**Challenge:**
Convert every line of the material below into a JSON array of strings, one string per line, skipping blank lines and omitting the pictures.

- - - -

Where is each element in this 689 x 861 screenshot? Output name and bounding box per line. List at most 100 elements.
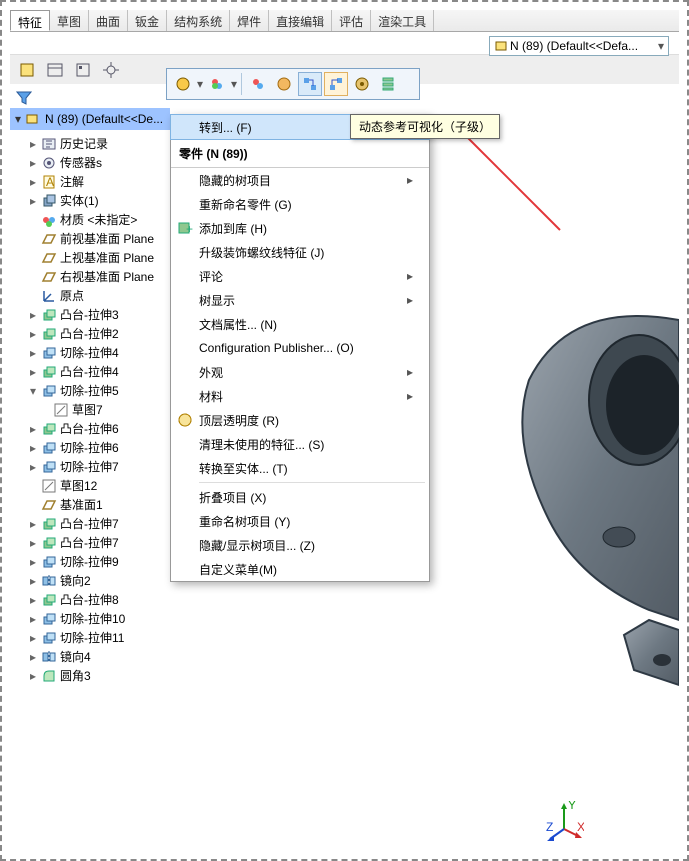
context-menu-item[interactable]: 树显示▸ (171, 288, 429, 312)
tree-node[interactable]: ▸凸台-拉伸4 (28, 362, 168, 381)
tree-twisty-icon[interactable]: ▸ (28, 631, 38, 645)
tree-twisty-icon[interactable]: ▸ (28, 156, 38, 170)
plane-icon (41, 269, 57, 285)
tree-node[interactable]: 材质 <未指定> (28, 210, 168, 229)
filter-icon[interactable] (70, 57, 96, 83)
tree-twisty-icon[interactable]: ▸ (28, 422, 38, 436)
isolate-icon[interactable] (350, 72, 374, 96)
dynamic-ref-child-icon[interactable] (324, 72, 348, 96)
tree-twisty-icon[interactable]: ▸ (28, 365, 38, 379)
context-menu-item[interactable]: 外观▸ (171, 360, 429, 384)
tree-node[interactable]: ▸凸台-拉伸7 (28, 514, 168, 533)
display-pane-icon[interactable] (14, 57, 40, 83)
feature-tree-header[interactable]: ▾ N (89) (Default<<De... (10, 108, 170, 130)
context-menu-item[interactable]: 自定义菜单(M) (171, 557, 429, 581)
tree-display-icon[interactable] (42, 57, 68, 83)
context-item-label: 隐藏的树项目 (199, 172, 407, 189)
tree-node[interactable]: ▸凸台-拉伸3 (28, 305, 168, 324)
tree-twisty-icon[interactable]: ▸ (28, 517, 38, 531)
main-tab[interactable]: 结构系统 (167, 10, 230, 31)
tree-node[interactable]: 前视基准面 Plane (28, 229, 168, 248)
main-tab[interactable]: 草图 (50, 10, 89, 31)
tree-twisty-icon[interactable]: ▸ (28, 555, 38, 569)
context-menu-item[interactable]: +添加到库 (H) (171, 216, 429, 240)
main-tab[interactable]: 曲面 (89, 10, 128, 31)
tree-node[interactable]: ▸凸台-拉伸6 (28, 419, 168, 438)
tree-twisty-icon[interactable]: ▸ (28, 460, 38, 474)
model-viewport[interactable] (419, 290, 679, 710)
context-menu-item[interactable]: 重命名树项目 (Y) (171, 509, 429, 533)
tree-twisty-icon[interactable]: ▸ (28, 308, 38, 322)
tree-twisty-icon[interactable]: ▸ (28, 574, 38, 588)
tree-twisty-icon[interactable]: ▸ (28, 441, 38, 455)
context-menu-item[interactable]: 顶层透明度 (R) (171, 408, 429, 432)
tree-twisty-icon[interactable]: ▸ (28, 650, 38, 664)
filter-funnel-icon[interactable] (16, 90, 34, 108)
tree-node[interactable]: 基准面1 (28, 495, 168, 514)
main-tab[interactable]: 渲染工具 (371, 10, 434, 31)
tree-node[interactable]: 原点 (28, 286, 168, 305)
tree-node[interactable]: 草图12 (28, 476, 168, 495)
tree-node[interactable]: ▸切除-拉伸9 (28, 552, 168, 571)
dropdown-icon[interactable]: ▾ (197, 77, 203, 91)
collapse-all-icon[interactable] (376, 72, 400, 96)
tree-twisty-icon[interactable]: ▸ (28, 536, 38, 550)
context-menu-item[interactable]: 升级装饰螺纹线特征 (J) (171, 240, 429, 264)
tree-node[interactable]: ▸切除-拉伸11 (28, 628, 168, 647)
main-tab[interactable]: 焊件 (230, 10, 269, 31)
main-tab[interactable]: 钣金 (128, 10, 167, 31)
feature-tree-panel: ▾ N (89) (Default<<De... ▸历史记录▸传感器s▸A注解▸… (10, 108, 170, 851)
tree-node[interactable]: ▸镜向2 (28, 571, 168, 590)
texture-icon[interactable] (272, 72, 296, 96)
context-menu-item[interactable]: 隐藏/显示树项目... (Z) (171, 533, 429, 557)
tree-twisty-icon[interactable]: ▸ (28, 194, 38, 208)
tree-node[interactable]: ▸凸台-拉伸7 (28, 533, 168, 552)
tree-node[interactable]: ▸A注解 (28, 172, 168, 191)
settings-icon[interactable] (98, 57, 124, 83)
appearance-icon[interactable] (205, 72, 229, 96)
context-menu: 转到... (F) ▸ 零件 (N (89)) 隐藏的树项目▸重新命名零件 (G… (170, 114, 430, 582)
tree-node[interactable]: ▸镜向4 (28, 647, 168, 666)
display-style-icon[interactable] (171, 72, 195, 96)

- - - -

**Solved problem:**
[
  "Where is each element in this 689 x 861 screenshot? Output name and bounding box per line. List at most 100 elements.",
  "context-menu-item[interactable]: 树显示▸ (171, 288, 429, 312)",
  "tree-node[interactable]: ▸凸台-拉伸4 (28, 362, 168, 381)",
  "tree-twisty-icon[interactable]: ▸ (28, 631, 38, 645)",
  "tree-twisty-icon[interactable]: ▸ (28, 156, 38, 170)",
  "plane-icon (41, 269, 57, 285)",
  "tree-node[interactable]: 材质 <未指定> (28, 210, 168, 229)",
  "filter-icon[interactable] (70, 57, 96, 83)",
  "tree-twisty-icon[interactable]: ▸ (28, 422, 38, 436)",
  "isolate-icon[interactable] (350, 72, 374, 96)",
  "dynamic-ref-child-icon[interactable] (324, 72, 348, 96)",
  "tree-twisty-icon[interactable]: ▸ (28, 365, 38, 379)",
  "context-menu-item[interactable]: 外观▸ (171, 360, 429, 384)",
  "tree-node[interactable]: ▸凸台-拉伸7 (28, 514, 168, 533)",
  "display-pane-icon[interactable] (14, 57, 40, 83)",
  "feature-tree-header[interactable]: ▾ N (89) (Default<<De... (10, 108, 170, 130)",
  "context-menu-item[interactable]: 自定义菜单(M) (171, 557, 429, 581)",
  "tree-display-icon[interactable] (42, 57, 68, 83)",
  "context-item-label: 隐藏的树项目 (199, 172, 407, 189)",
  "tree-node[interactable]: ▸凸台-拉伸3 (28, 305, 168, 324)",
  "tree-twisty-icon[interactable]: ▸ (28, 517, 38, 531)",
  "main-tab[interactable]: 结构系统 (167, 10, 230, 31)",
  "tree-node[interactable]: 前视基准面 Plane (28, 229, 168, 248)",
  "main-tab[interactable]: 草图 (50, 10, 89, 31)",
  "tree-twisty-icon[interactable]: ▸ (28, 555, 38, 569)",
  "context-menu-item[interactable]: +添加到库 (H) (171, 216, 429, 240)",
  "main-tab[interactable]: 曲面 (89, 10, 128, 31)",
  "tree-node[interactable]: ▸凸台-拉伸6 (28, 419, 168, 438)",
  "tree-twisty-icon[interactable]: ▸ (28, 460, 38, 474)",
  "model-viewport[interactable] (419, 290, 679, 710)",
  "context-menu-item[interactable]: 重命名树项目 (Y) (171, 509, 429, 533)",
  "tree-twisty-icon[interactable]: ▸ (28, 308, 38, 322)",
  "tree-twisty-icon[interactable]: ▸ (28, 574, 38, 588)",
  "tree-twisty-icon[interactable]: ▸ (28, 441, 38, 455)",
  "context-menu-item[interactable]: 顶层透明度 (R) (171, 408, 429, 432)",
  "tree-twisty-icon[interactable]: ▸ (28, 650, 38, 664)",
  "filter-funnel-icon[interactable] (16, 90, 34, 108)",
  "tree-node[interactable]: 基准面1 (28, 495, 168, 514)",
  "main-tab[interactable]: 渲染工具 (371, 10, 434, 31)",
  "tree-node[interactable]: 原点 (28, 286, 168, 305)",
  "tree-node[interactable]: 草图12 (28, 476, 168, 495)",
  "tree-node[interactable]: ▸切除-拉伸9 (28, 552, 168, 571)",
  "dropdown-icon[interactable]: ▾ (197, 77, 203, 91)",
  "collapse-all-icon[interactable] (376, 72, 400, 96)",
  "tree-twisty-icon[interactable]: ▸ (28, 536, 38, 550)",
  "context-menu-item[interactable]: 升级装饰螺纹线特征 (J) (171, 240, 429, 264)",
  "tree-node[interactable]: ▸切除-拉伸11 (28, 628, 168, 647)",
  "main-tab[interactable]: 焊件 (230, 10, 269, 31)",
  "main-tab[interactable]: 钣金 (128, 10, 167, 31)",
  "feature-tree-panel: ▾ N (89) (Default<<De... ▸历史记录▸传感器s▸A注解▸… (10, 108, 170, 851)",
  "tree-node[interactable]: ▸镜向2 (28, 571, 168, 590)",
  "texture-icon[interactable] (272, 72, 296, 96)",
  "context-menu-item[interactable]: 隐藏/显示树项目... (Z) (171, 533, 429, 557)",
  "tree-twisty-icon[interactable]: ▸ (28, 194, 38, 208)",
  "tree-node[interactable]: ▸凸台-拉伸7 (28, 533, 168, 552)",
  "tree-node[interactable]: ▸A注解 (28, 172, 168, 191)",
  "settings-icon[interactable] (98, 57, 124, 83)",
  "appearance-icon[interactable] (205, 72, 229, 96)",
  "context-menu: 转到... (F) ▸ 零件 (N (89)) 隐藏的树项目▸重新命名零件 (G… (170, 114, 430, 582)",
  "tree-node[interactable]: ▸镜向4 (28, 647, 168, 666)",
  "display-style-icon[interactable] (171, 72, 195, 96)"
]